Recorded data:
## BEGIN
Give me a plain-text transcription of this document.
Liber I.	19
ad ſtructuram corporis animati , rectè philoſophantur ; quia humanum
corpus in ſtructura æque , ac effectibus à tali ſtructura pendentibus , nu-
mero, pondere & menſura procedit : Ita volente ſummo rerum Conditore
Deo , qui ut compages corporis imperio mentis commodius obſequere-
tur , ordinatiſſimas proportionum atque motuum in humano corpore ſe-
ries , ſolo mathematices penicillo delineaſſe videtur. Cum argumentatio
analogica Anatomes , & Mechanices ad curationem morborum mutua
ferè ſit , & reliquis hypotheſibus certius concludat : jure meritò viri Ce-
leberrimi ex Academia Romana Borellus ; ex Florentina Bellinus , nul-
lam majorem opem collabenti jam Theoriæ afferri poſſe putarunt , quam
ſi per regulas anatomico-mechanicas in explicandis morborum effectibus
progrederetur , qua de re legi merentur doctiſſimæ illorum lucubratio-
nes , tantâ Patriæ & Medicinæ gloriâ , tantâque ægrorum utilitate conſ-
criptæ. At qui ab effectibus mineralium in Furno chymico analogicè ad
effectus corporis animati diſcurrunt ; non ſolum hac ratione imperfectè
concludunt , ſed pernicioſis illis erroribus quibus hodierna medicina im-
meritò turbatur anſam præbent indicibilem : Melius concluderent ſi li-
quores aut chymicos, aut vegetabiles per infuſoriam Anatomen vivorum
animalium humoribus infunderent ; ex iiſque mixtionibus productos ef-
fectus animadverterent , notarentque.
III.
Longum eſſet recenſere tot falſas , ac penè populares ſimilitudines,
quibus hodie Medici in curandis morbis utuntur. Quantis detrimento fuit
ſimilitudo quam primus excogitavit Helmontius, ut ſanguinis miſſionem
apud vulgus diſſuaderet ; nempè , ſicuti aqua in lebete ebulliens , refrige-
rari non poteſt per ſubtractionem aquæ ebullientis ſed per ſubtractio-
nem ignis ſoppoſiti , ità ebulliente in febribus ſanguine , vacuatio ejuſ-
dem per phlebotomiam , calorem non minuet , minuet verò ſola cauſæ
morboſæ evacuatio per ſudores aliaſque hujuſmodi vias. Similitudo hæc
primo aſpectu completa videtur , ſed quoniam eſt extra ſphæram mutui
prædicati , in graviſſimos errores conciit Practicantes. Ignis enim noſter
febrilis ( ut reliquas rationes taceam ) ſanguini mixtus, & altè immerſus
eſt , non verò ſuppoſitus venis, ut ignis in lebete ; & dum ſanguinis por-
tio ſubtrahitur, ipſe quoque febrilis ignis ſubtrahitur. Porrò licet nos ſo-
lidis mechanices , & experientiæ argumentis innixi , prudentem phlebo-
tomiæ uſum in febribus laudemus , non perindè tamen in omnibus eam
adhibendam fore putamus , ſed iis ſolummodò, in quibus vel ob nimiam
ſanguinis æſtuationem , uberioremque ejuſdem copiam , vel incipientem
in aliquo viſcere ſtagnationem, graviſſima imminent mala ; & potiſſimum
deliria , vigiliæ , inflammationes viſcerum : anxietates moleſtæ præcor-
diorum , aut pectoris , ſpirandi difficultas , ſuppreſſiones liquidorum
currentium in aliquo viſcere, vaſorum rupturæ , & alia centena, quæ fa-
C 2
## END
## BEGIN
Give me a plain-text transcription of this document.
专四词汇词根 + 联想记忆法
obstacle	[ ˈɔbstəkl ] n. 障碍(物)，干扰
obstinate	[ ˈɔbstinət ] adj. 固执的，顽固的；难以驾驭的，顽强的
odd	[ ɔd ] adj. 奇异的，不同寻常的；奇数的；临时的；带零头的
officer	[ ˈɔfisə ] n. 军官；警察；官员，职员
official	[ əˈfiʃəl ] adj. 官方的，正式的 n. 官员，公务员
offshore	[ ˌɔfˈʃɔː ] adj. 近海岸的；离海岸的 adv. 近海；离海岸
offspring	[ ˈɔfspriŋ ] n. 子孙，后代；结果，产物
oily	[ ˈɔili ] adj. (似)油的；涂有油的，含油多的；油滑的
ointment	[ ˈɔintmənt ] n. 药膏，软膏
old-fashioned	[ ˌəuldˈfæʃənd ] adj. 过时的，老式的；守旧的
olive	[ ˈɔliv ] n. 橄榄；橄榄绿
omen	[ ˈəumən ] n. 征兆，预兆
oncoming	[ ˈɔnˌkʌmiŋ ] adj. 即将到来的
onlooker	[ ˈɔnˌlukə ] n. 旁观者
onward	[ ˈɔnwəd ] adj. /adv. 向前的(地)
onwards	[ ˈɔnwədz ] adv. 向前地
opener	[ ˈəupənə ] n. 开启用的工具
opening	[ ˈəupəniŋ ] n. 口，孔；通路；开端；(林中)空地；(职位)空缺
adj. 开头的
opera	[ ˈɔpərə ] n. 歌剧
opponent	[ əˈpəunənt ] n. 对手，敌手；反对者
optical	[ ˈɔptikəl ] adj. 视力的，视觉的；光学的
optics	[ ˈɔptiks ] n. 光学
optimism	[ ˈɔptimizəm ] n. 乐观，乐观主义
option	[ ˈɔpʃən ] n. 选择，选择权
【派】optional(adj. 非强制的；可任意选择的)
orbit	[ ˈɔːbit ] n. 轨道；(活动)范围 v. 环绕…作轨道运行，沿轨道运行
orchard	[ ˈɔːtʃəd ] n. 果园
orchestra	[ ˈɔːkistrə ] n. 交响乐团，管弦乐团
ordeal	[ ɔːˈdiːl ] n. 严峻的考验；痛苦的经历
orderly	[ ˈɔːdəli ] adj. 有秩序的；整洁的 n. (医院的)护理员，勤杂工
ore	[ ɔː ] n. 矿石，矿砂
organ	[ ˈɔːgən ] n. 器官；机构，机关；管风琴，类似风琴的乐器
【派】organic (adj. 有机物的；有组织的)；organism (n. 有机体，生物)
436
## END
Determine how many lines of the entries above carry the string "animati", and give that number alone.

2